▶ Extracted records
____________

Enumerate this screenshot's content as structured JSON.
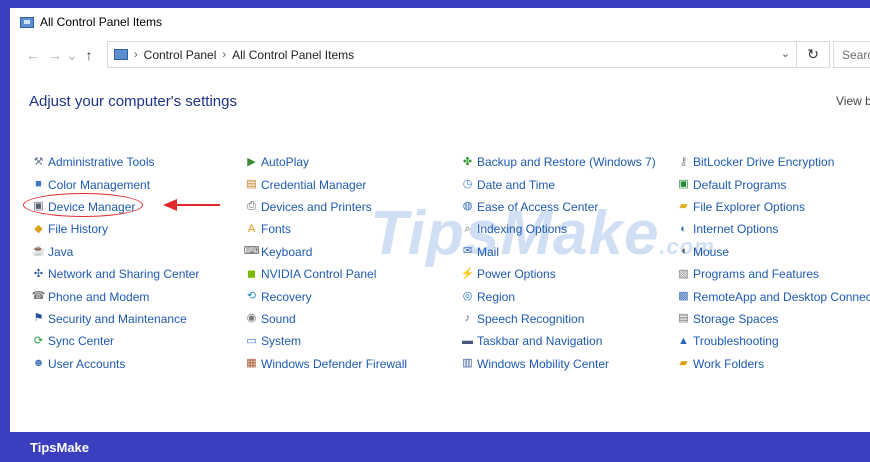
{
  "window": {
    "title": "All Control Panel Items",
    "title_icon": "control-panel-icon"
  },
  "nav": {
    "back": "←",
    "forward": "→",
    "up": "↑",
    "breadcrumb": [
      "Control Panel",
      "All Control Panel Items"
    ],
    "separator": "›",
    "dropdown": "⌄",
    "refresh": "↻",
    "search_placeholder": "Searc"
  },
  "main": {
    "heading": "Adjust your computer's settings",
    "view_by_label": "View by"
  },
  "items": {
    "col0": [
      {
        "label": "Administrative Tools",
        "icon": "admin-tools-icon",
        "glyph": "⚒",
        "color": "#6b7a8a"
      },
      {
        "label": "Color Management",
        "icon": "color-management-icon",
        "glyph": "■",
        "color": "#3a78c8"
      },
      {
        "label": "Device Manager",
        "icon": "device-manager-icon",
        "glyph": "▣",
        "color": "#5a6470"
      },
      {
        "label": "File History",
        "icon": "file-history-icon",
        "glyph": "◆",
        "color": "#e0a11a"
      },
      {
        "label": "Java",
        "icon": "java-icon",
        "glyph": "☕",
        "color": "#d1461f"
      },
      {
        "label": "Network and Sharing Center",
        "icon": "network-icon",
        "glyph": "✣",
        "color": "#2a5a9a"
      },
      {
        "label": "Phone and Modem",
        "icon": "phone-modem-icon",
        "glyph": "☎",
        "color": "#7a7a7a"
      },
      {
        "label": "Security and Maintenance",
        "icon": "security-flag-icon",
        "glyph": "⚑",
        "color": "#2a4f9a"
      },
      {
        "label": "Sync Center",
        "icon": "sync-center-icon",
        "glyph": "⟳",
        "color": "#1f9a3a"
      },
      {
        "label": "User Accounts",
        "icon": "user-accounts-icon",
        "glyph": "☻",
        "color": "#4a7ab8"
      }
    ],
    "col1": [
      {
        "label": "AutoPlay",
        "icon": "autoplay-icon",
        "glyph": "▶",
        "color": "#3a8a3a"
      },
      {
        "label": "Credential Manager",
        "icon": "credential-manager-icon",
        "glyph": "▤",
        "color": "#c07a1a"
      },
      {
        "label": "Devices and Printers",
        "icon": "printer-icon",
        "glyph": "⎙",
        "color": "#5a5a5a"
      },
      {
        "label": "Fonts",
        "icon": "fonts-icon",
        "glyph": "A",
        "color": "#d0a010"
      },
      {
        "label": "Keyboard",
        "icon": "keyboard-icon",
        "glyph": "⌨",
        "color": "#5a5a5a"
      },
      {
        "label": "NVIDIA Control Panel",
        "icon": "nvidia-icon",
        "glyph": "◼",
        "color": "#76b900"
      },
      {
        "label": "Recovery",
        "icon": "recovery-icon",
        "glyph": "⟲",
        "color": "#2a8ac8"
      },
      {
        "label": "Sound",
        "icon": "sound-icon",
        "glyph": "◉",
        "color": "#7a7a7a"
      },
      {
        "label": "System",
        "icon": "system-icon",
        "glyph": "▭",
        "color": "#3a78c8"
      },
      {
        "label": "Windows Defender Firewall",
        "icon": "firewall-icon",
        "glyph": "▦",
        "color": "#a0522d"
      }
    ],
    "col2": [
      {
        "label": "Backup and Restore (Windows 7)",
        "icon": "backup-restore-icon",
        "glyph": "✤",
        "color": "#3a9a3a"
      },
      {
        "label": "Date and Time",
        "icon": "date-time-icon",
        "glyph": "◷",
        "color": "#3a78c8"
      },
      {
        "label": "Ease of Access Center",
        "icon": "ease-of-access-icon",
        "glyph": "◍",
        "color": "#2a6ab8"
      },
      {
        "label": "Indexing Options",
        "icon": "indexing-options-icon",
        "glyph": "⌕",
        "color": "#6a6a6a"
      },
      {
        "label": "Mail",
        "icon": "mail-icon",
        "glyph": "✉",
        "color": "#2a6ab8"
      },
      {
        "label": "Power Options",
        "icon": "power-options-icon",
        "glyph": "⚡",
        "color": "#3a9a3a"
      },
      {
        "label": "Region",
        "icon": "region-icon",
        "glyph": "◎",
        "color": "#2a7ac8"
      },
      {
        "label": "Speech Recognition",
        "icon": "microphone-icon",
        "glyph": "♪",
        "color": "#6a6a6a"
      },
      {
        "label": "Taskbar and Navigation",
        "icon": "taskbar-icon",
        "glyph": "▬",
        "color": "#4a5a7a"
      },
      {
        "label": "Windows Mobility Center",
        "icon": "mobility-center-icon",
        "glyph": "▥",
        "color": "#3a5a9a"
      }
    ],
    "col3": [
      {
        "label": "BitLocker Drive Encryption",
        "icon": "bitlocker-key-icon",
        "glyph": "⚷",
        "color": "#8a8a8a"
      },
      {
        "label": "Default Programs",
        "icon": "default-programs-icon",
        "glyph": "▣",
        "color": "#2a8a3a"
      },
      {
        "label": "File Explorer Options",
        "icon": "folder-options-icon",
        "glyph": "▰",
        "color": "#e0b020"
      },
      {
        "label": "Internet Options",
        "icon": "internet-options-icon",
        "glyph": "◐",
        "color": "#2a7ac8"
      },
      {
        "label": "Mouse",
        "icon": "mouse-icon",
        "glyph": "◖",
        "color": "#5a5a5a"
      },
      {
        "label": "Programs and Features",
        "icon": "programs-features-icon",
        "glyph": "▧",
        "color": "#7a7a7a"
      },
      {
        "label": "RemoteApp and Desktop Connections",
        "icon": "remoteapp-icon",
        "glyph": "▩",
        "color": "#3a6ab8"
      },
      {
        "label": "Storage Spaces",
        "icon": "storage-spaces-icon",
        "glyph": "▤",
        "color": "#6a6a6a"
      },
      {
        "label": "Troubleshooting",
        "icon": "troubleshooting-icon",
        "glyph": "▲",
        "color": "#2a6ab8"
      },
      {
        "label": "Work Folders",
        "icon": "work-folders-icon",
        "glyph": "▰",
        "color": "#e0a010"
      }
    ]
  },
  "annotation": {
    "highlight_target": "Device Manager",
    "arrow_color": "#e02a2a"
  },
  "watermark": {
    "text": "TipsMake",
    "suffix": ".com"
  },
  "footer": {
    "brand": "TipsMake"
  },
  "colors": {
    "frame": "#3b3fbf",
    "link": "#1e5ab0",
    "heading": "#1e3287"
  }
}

____________

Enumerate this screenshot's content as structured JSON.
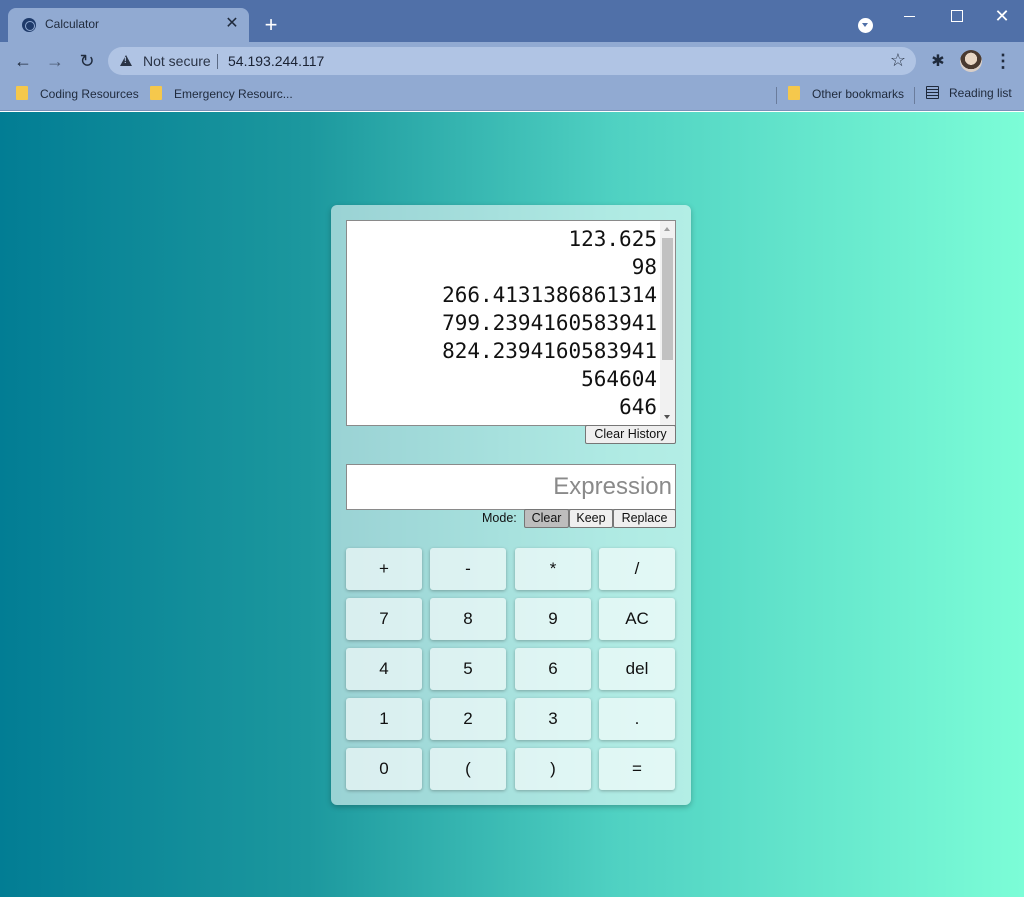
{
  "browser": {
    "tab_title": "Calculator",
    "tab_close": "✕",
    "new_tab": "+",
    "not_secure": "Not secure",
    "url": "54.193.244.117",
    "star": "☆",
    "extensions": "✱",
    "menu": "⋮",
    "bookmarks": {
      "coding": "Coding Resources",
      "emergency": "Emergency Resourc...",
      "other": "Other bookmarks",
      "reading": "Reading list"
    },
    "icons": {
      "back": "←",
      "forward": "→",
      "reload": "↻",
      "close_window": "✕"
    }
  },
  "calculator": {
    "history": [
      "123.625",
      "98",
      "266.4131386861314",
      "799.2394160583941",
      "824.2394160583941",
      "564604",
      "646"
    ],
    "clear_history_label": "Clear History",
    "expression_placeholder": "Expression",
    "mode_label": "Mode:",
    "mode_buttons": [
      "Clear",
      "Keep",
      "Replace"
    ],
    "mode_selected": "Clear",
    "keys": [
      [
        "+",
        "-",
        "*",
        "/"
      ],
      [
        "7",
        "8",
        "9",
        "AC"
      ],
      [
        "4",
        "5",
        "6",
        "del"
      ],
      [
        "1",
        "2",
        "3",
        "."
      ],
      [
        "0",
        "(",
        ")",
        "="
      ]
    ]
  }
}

____________

▶ WHAT IS EXPECTED
List all lines above in which the string "heading" appears.

▶ EXERCISE OUTPUT
    "heading": "Adjust your computer's settings",
    "heading": "#1e3287"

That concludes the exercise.